##### PROVIDED ENTRIES
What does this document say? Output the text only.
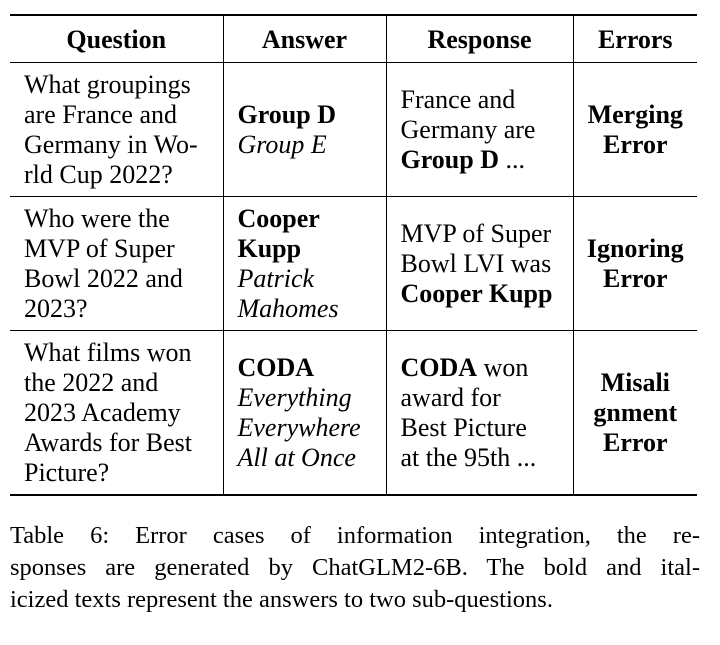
Question	Answer	Response	Errors

What groupings
are France and
Germany in Wo-
rld Cup 2022?	Group D
Group E	France and
Germany are
Group D ...	Merging
Error

Who were the
MVP of Super
Bowl 2022 and
2023?	Cooper
Kupp
Patrick
Mahomes	MVP of Super
Bowl LVI was
Cooper Kupp	Ignoring
Error

What films won
the 2022 and
2023 Academy
Awards for Best
Picture?	CODA
Everything
Everywhere
All at Once	CODA won
award for
Best Picture
at the 95th ...	Misali
gnment
Error
Table 6: Error cases of information integration, the re-
sponses are generated by ChatGLM2-6B. The bold and ital-
icized texts represent the answers to two sub-questions.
##########
**DIRECTIONS**
Go through the entries above and print each one exactly, minus the pictures.

**TASK OUTPUT**
What does this document say? Output the text only.
Question	Answer	Response	Errors

What groupings
are France and
Germany in Wo-
rld Cup 2022?	Group D
Group E	France and
Germany are
Group D ...	Merging
Error

Who were the
MVP of Super
Bowl 2022 and
2023?	Cooper
Kupp
Patrick
Mahomes	MVP of Super
Bowl LVI was
Cooper Kupp	Ignoring
Error

What films won
the 2022 and
2023 Academy
Awards for Best
Picture?	CODA
Everything
Everywhere
All at Once	CODA won
award for
Best Picture
at the 95th ...	Misali
gnment
Error
Table 6: Error cases of information integration, the re-
sponses are generated by ChatGLM2-6B. The bold and ital-
icized texts represent the answers to two sub-questions.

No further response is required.